# EXERCISE AIM
Render this sentence from the passage about the hostel puppies in Spanish: "So I rocked up to Stops Hostel and as I opened the gate, four puppies spilled out into the street."

Oh my dear sweet lord I can’t cope with this level of cute every day. At least they counter the cuteness by shitting where you walk barefooted and pissing on all your possessions or I’d never get anything done for having constant meltdowns over their furry little faces.

So I rocked up to Stops Hostel and as I opened the gate, four puppies spilled out into the street. Oh. Em. Gee. Puppies. I abandoned all ideas of checking in in order to maul the tiny, bitey little balls of fur and joy. I was instantly in love and may have squealed a little bit when I first laid eyes on them but they’re proper little fuckers. No sock is safe from them. In fact nothing was safe. Bags, sandals, anything less than puppy height off the floor ended up covered in tiny teeth marks. Or dog piss. Whatever. But you’ll forgive anything this damn cute, even when you walk into reception and step in shit.

(Layout region records)
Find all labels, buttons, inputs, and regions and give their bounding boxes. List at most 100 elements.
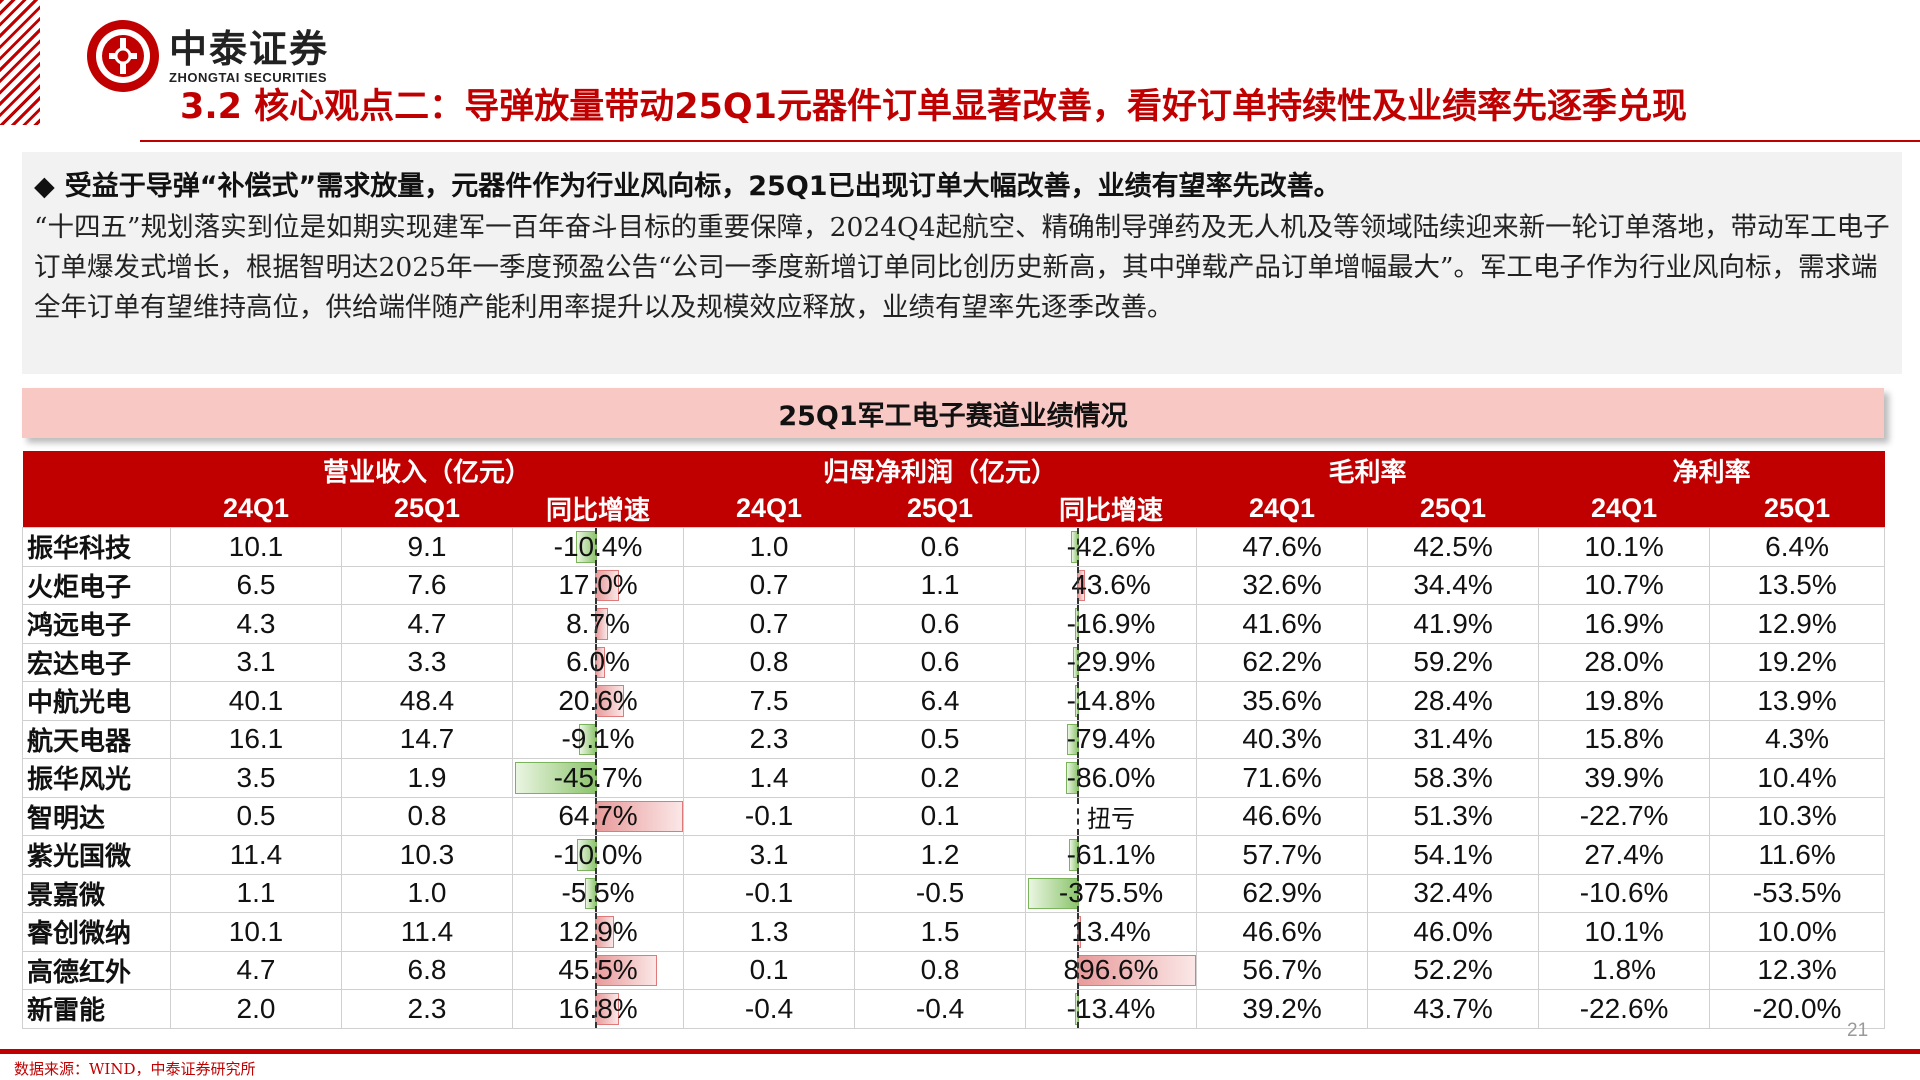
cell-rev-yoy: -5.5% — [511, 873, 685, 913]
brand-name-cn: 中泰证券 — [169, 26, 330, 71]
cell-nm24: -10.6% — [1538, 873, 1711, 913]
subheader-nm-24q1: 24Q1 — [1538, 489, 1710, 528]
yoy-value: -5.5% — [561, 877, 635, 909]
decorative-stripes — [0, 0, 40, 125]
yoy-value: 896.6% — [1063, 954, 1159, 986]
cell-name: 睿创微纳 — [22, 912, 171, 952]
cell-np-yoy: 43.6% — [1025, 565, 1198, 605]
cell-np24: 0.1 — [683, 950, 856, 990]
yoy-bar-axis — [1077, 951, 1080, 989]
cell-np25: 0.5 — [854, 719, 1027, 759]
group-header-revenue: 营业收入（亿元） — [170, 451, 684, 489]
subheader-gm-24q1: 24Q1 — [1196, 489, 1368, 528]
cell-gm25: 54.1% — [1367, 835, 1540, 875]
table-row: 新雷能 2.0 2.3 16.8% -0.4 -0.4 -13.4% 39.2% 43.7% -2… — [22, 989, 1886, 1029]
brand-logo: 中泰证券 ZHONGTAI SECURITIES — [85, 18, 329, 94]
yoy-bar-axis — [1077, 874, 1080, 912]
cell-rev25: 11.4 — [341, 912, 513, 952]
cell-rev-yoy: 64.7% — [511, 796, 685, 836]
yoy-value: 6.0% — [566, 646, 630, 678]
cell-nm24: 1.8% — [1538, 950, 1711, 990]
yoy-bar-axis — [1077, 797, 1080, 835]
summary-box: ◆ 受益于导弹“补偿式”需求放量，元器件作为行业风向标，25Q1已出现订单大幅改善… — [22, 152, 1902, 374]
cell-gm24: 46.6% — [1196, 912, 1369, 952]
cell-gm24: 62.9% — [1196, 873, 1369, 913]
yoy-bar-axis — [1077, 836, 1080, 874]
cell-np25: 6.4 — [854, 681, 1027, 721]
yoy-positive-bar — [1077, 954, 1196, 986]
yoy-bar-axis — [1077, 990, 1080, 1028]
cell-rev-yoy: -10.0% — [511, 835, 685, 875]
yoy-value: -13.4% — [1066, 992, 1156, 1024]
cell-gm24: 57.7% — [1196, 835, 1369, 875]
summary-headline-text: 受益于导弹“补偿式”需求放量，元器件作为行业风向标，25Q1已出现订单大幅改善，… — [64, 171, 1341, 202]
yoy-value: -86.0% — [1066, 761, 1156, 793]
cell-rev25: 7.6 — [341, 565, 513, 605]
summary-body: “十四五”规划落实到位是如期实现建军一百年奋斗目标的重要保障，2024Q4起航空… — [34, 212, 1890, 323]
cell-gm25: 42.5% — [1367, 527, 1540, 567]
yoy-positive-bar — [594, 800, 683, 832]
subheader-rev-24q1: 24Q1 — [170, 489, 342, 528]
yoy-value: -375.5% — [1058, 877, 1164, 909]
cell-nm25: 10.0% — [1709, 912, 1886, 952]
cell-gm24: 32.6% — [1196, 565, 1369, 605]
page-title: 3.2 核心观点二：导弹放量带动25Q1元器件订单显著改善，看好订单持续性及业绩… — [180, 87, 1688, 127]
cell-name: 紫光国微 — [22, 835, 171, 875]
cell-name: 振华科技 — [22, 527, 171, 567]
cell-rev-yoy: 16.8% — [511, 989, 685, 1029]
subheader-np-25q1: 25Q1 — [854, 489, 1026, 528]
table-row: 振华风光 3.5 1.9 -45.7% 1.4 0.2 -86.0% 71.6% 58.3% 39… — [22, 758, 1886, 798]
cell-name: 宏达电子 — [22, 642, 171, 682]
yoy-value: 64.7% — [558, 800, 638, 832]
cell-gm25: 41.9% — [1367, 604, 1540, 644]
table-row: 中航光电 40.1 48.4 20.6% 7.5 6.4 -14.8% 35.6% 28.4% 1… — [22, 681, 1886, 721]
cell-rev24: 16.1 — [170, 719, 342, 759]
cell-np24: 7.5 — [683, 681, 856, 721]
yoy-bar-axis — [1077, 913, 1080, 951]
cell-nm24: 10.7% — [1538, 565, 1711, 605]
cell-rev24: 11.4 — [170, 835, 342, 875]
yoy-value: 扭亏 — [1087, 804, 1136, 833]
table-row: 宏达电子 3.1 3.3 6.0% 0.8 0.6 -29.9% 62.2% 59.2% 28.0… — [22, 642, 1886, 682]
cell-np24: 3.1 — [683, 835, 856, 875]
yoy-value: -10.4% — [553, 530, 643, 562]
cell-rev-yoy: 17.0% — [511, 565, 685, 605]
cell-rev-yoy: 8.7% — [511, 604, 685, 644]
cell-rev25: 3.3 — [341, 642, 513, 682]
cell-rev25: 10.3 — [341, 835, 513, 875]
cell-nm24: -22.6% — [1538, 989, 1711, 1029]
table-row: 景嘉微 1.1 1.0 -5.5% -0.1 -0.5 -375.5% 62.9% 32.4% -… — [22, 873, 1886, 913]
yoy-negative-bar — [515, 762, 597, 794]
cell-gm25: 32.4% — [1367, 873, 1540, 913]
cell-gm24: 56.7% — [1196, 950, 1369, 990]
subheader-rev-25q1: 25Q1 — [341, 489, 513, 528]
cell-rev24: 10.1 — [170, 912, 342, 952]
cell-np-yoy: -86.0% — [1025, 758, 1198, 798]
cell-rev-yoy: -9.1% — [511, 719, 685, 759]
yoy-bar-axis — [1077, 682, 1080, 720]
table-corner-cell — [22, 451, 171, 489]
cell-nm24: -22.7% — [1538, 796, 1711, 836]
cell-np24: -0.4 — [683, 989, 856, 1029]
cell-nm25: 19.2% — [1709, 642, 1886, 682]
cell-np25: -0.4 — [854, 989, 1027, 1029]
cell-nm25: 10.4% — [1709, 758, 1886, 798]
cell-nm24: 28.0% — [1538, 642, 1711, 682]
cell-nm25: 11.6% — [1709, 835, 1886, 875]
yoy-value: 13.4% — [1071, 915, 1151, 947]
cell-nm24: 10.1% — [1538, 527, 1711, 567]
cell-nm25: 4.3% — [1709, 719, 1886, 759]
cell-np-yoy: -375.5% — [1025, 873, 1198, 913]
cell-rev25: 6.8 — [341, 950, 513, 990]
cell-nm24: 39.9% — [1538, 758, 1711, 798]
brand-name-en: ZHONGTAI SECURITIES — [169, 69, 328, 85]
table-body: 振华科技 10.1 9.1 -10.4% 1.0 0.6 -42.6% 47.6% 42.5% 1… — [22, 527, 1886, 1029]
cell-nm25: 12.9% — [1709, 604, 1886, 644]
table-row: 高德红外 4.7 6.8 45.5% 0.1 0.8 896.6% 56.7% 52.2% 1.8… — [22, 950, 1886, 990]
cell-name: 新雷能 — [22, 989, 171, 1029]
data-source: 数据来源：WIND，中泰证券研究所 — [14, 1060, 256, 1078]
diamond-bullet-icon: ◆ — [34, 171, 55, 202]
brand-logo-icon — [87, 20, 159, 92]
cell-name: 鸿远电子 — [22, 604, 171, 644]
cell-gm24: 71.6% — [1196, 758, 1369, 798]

# WRITTEN RESPONSE
Así que me presenté en el Stops Hostel y, al abrir la verja, cuatro cachorros salieron en tropel a la calle.